» **Input**

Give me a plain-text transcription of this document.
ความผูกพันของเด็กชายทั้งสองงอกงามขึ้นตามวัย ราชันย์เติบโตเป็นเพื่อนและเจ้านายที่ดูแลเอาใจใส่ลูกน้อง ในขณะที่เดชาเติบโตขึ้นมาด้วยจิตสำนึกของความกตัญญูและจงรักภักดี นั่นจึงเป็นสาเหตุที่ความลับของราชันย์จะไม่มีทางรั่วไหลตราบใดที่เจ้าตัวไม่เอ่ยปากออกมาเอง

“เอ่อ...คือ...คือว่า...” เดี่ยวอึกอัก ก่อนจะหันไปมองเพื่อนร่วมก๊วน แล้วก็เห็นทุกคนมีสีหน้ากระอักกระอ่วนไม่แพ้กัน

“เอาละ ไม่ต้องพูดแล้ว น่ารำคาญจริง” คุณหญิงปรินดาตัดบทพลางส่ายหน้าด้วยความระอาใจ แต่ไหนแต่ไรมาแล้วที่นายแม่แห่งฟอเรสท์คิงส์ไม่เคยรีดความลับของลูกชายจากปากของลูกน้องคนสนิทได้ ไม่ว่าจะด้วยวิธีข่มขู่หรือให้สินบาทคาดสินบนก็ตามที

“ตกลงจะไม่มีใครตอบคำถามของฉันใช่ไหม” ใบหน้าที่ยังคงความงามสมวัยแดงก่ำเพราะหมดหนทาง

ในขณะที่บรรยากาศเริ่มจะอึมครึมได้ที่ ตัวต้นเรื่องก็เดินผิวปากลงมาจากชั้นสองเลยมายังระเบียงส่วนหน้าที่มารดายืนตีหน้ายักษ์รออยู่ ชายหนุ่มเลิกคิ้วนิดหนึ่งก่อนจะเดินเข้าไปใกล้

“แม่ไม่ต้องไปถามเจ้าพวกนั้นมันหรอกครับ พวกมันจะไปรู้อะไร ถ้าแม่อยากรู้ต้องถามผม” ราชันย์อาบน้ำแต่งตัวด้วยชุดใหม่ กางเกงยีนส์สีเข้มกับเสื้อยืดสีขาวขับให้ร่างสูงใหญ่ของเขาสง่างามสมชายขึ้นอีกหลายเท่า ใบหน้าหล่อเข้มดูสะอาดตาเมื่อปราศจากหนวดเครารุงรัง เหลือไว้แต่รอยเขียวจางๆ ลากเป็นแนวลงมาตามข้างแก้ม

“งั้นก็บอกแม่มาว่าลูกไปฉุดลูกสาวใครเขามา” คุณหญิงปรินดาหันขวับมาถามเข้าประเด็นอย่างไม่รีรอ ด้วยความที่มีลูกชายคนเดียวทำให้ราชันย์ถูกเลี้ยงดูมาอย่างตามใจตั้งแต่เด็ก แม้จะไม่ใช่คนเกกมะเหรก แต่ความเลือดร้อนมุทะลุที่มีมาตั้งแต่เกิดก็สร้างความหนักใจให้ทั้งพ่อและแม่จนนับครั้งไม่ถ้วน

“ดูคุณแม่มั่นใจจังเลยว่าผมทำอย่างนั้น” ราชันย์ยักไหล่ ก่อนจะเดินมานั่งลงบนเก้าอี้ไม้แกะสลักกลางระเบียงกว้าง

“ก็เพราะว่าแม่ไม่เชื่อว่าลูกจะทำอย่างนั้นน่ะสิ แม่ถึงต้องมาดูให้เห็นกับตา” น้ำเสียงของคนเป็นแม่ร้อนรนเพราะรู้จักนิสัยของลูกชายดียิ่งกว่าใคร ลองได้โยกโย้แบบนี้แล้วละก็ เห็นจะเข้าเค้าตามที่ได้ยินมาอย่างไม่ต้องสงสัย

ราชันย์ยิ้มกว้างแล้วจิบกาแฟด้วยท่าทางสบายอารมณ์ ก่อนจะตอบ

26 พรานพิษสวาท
* * *
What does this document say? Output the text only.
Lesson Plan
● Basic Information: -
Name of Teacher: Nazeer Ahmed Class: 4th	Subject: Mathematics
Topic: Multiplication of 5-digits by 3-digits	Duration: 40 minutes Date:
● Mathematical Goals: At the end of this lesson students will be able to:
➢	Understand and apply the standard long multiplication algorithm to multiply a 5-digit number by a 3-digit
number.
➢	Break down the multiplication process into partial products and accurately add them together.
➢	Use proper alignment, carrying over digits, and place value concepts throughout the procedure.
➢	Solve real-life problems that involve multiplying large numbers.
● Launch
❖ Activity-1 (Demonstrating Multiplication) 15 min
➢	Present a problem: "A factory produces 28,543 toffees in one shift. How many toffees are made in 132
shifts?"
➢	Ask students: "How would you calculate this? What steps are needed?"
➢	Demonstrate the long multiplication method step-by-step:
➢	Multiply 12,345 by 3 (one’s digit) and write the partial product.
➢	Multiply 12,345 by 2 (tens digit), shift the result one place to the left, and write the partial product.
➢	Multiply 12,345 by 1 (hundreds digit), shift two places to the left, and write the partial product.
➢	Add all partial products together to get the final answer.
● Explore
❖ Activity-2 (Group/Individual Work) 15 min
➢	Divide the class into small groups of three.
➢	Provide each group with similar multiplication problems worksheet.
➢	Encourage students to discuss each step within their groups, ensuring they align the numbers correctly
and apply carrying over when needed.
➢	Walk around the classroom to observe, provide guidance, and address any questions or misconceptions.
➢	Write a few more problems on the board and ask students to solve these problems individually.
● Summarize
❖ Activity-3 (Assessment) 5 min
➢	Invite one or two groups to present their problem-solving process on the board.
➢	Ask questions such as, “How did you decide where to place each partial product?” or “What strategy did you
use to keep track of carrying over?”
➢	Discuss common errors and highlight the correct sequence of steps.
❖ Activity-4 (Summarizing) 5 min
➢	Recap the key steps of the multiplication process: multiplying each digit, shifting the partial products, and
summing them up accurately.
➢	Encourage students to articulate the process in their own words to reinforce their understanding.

» **Task goal**
In the entries above, find every line holding the word "apply" and copy it out.

» **Answer**
➢	Understand and apply the standard long multiplication algorithm to multiply a 5-digit number by a 3-digit
and apply carrying over when needed.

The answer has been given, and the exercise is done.